Exercise directions —
Go through the records and show each line where the word "brandstofcel" occurs.

## start Input rows

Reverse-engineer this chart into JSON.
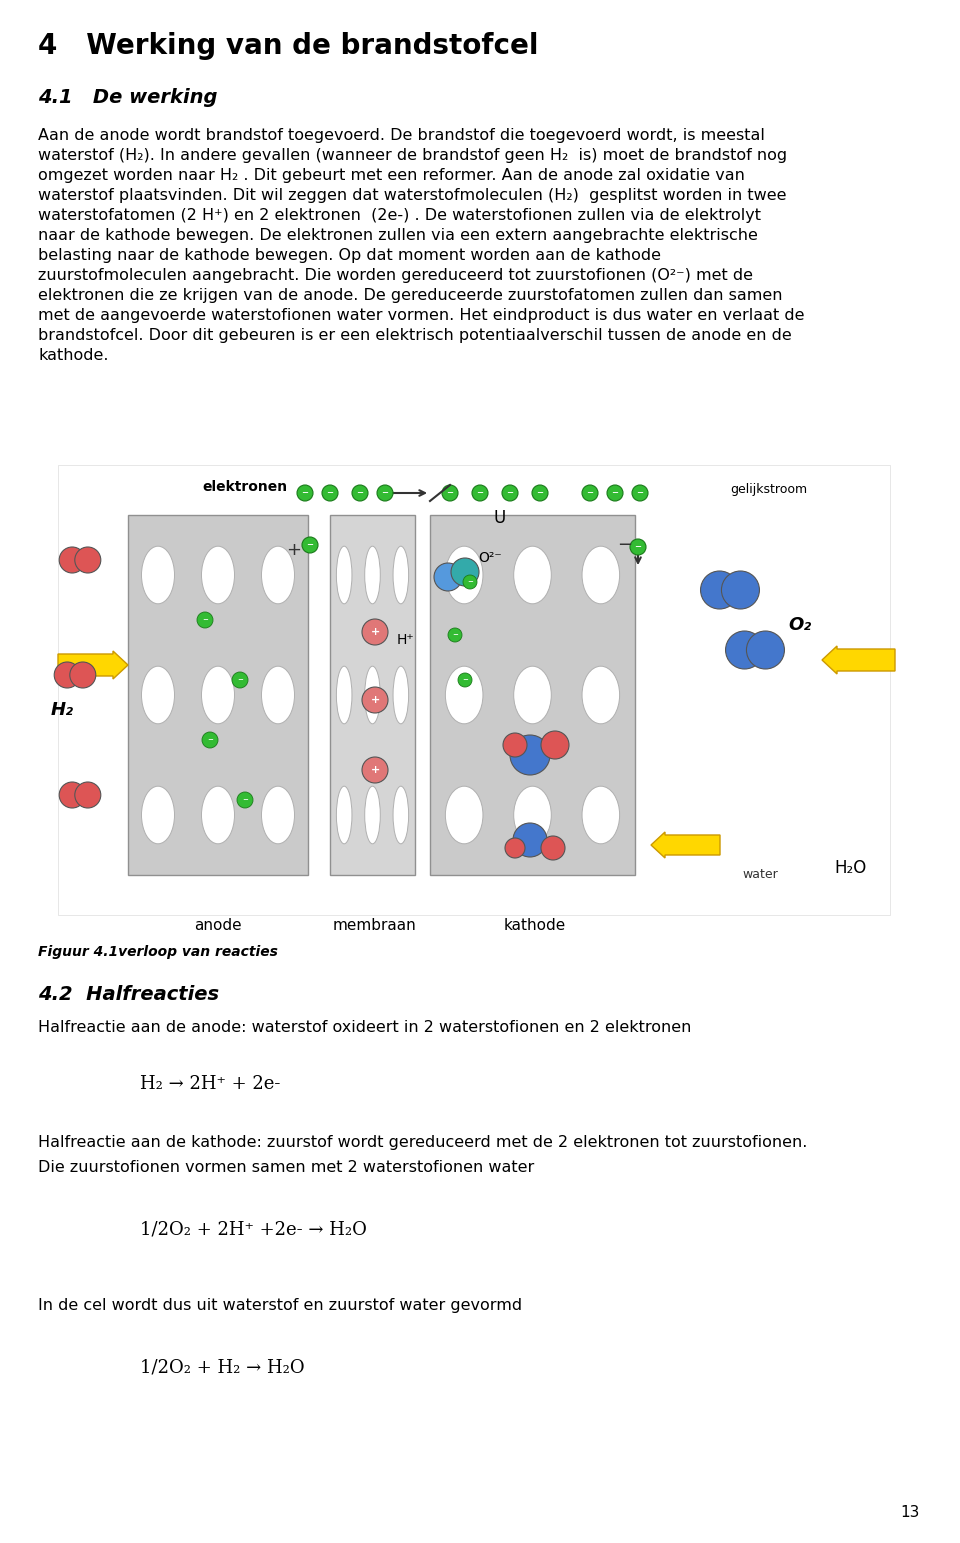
{
  "page_width": 9.6,
  "page_height": 15.43,
  "bg_color": "#ffffff",
  "ml": 0.057,
  "chapter_title": "4   Werking van de brandstofcel",
  "section_41_title": "4.1   De werking",
  "body_text_lines": [
    "Aan de anode wordt brandstof toegevoerd. De brandstof die toegevoerd wordt, is meestal",
    "waterstof (H₂). In andere gevallen (wanneer de brandstof geen H₂  is) moet de brandstof nog",
    "omgezet worden naar H₂ . Dit gebeurt met een reformer. Aan de anode zal oxidatie van",
    "waterstof plaatsvinden. Dit wil zeggen dat waterstofmoleculen (H₂)  gesplitst worden in twee",
    "waterstofatomen (2 H⁺) en 2 elektronen  (2e-) . De waterstofionen zullen via de elektrolyt",
    "naar de kathode bewegen. De elektronen zullen via een extern aangebrachte elektrische",
    "belasting naar de kathode bewegen. Op dat moment worden aan de kathode",
    "zuurstofmoleculen aangebracht. Die worden gereduceerd tot zuurstofionen (O²⁻) met de",
    "elektronen die ze krijgen van de anode. De gereduceerde zuurstofatomen zullen dan samen",
    "met de aangevoerde waterstofionen water vormen. Het eindproduct is dus water en verlaat de",
    "brandstofcel. Door dit gebeuren is er een elektrisch potentiaalverschil tussen de anode en de",
    "kathode."
  ],
  "figuur_caption": "Figuur 4.1verloop van reacties",
  "section_42_title": "4.2  Halfreacties",
  "halfreactie_anode_text": "Halfreactie aan de anode: waterstof oxideert in 2 waterstofionen en 2 elektronen",
  "halfreactie_kathode_text1": "Halfreactie aan de kathode: zuurstof wordt gereduceerd met de 2 elektronen tot zuurstofionen.",
  "halfreactie_kathode_text2": "Die zuurstofionen vormen samen met 2 waterstofionen water",
  "cel_text": "In de cel wordt dus uit waterstof en zuurstof water gevormd",
  "page_number": "13",
  "chapter_fontsize": 20,
  "section_fontsize": 14,
  "body_fontsize": 11.5,
  "caption_fontsize": 10,
  "formula_fontsize": 13
}
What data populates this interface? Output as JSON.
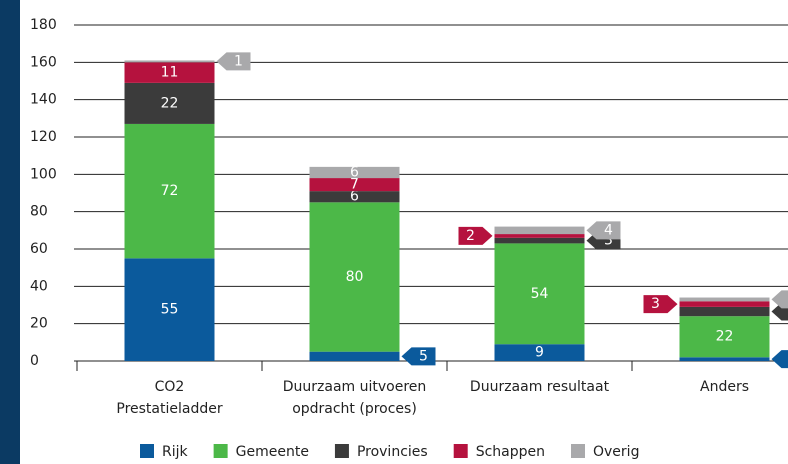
{
  "chart_data": {
    "type": "stacked_bar",
    "categories": [
      "CO2 Prestatieladder",
      "Duurzaam uitvoeren opdracht (proces)",
      "Duurzaam resultaat",
      "Anders"
    ],
    "series": [
      {
        "name": "Rijk",
        "color": "#0b5a9c",
        "values": [
          55,
          5,
          9,
          2
        ]
      },
      {
        "name": "Gemeente",
        "color": "#4cb848",
        "values": [
          72,
          80,
          54,
          22
        ]
      },
      {
        "name": "Provincies",
        "color": "#3b3b3b",
        "values": [
          22,
          6,
          3,
          5
        ]
      },
      {
        "name": "Schappen",
        "color": "#b5123e",
        "values": [
          11,
          7,
          2,
          3
        ]
      },
      {
        "name": "Overig",
        "color": "#a9a9ab",
        "values": [
          1,
          6,
          4,
          2
        ]
      }
    ],
    "ylim": [
      0,
      180
    ],
    "yticks": [
      0,
      20,
      40,
      60,
      80,
      100,
      120,
      140,
      160,
      180
    ],
    "grid": true
  }
}
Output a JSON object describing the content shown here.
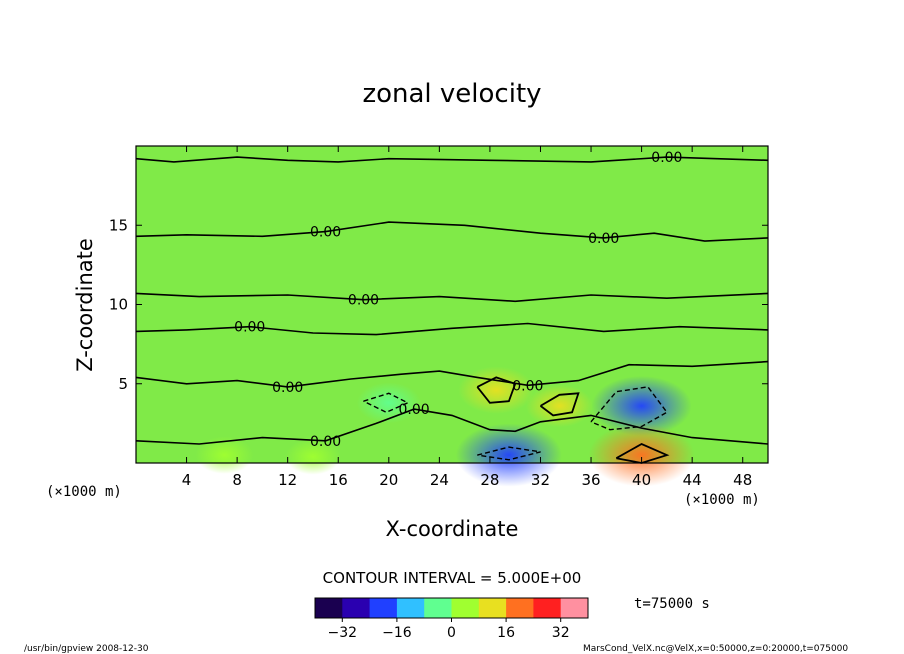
{
  "chart_data": {
    "type": "heatmap",
    "title": "zonal velocity",
    "xlabel": "X-coordinate",
    "ylabel": "Z-coordinate",
    "x_unit": "(×1000 m)",
    "xlim": [
      0,
      50
    ],
    "ylim": [
      0,
      20
    ],
    "x_ticks": [
      4,
      8,
      12,
      16,
      20,
      24,
      28,
      32,
      36,
      40,
      44,
      48
    ],
    "y_ticks": [
      5,
      10,
      15
    ],
    "contour_interval_text": "CONTOUR INTERVAL = 5.000E+00",
    "contour_labels": [
      "0.00",
      "0.00",
      "0.00",
      "0.00",
      "0.00",
      "0.00",
      "0.00",
      "0.00",
      "0.00",
      "0.00",
      "0.00",
      "0.00"
    ],
    "zero_contours": [
      [
        [
          0,
          19.2
        ],
        [
          3,
          19.0
        ],
        [
          8,
          19.3
        ],
        [
          12,
          19.1
        ],
        [
          16,
          19.0
        ],
        [
          20,
          19.2
        ],
        [
          28,
          19.1
        ],
        [
          36,
          19.0
        ],
        [
          42,
          19.3
        ],
        [
          50,
          19.1
        ]
      ],
      [
        [
          0,
          14.3
        ],
        [
          4,
          14.4
        ],
        [
          10,
          14.3
        ],
        [
          15,
          14.6
        ],
        [
          20,
          15.2
        ],
        [
          26,
          15.0
        ],
        [
          32,
          14.5
        ],
        [
          37,
          14.2
        ],
        [
          41,
          14.5
        ],
        [
          45,
          14.0
        ],
        [
          50,
          14.2
        ]
      ],
      [
        [
          0,
          10.7
        ],
        [
          5,
          10.5
        ],
        [
          12,
          10.6
        ],
        [
          18,
          10.3
        ],
        [
          24,
          10.5
        ],
        [
          30,
          10.2
        ],
        [
          36,
          10.6
        ],
        [
          42,
          10.4
        ],
        [
          50,
          10.7
        ]
      ],
      [
        [
          0,
          8.3
        ],
        [
          4,
          8.4
        ],
        [
          9,
          8.6
        ],
        [
          14,
          8.2
        ],
        [
          19,
          8.1
        ],
        [
          25,
          8.5
        ],
        [
          31,
          8.8
        ],
        [
          37,
          8.3
        ],
        [
          43,
          8.6
        ],
        [
          50,
          8.4
        ]
      ],
      [
        [
          0,
          5.4
        ],
        [
          4,
          5.0
        ],
        [
          8,
          5.2
        ],
        [
          12,
          4.8
        ],
        [
          17,
          5.3
        ],
        [
          21,
          5.6
        ],
        [
          24,
          5.8
        ],
        [
          27,
          5.4
        ],
        [
          31,
          4.9
        ],
        [
          35,
          5.2
        ],
        [
          39,
          6.2
        ],
        [
          44,
          6.1
        ],
        [
          50,
          6.4
        ]
      ],
      [
        [
          0,
          1.4
        ],
        [
          5,
          1.2
        ],
        [
          10,
          1.6
        ],
        [
          15,
          1.4
        ],
        [
          19,
          2.5
        ],
        [
          22,
          3.4
        ],
        [
          25,
          3.0
        ],
        [
          28,
          2.1
        ],
        [
          30,
          2.0
        ],
        [
          32,
          2.6
        ],
        [
          36,
          3.0
        ],
        [
          40,
          2.2
        ],
        [
          44,
          1.6
        ],
        [
          50,
          1.2
        ]
      ]
    ],
    "positive_contours": [
      [
        [
          27,
          4.8
        ],
        [
          28.5,
          5.4
        ],
        [
          30,
          5.0
        ],
        [
          29.5,
          3.9
        ],
        [
          28,
          3.8
        ],
        [
          27,
          4.8
        ]
      ],
      [
        [
          32,
          3.6
        ],
        [
          33.5,
          4.3
        ],
        [
          35,
          4.4
        ],
        [
          34.5,
          3.2
        ],
        [
          33,
          3.0
        ],
        [
          32,
          3.6
        ]
      ],
      [
        [
          38,
          0.3
        ],
        [
          40,
          1.2
        ],
        [
          42,
          0.5
        ],
        [
          40,
          0.0
        ],
        [
          38,
          0.3
        ]
      ]
    ],
    "negative_contours": [
      [
        [
          36,
          2.6
        ],
        [
          38,
          4.5
        ],
        [
          40.5,
          4.8
        ],
        [
          42,
          3.2
        ],
        [
          40,
          2.3
        ],
        [
          37.5,
          2.1
        ],
        [
          36,
          2.6
        ]
      ],
      [
        [
          27,
          0.5
        ],
        [
          29.5,
          1.0
        ],
        [
          32,
          0.7
        ],
        [
          29.5,
          0.2
        ],
        [
          27,
          0.5
        ]
      ],
      [
        [
          18,
          3.9
        ],
        [
          20,
          4.4
        ],
        [
          21.5,
          3.8
        ],
        [
          19.8,
          3.2
        ],
        [
          18,
          3.9
        ]
      ]
    ],
    "field_anomalies": [
      {
        "x": 40,
        "y": 3.6,
        "value": -20
      },
      {
        "x": 29.5,
        "y": 0.5,
        "value": -22
      },
      {
        "x": 20,
        "y": 3.8,
        "value": -8
      },
      {
        "x": 28.5,
        "y": 4.6,
        "value": 12
      },
      {
        "x": 33.5,
        "y": 3.6,
        "value": 9
      },
      {
        "x": 40,
        "y": 0.5,
        "value": 22
      },
      {
        "x": 7,
        "y": 0.5,
        "value": 6
      },
      {
        "x": 14,
        "y": 0.4,
        "value": 5
      }
    ],
    "colorbar": {
      "min": -40,
      "max": 40,
      "ticks": [
        -32,
        -16,
        0,
        16,
        32
      ],
      "colors": [
        "#1a0050",
        "#2a00b0",
        "#2040ff",
        "#30c0ff",
        "#60ff90",
        "#a0ff30",
        "#e8e020",
        "#ff7020",
        "#ff2020",
        "#ff90a0"
      ]
    }
  },
  "annotations": {
    "time": "t=75000 s",
    "footer_left": "/usr/bin/gpview   2008-12-30",
    "footer_right": "MarsCond_VelX.nc@VelX,x=0:50000,z=0:20000,t=075000"
  }
}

## end Input rows

Reply to the exercise —
  "chapter_title": "4   Werking van de brandstofcel",
    "brandstofcel. Door dit gebeuren is er een elektrisch potentiaalverschil tussen de anode en de",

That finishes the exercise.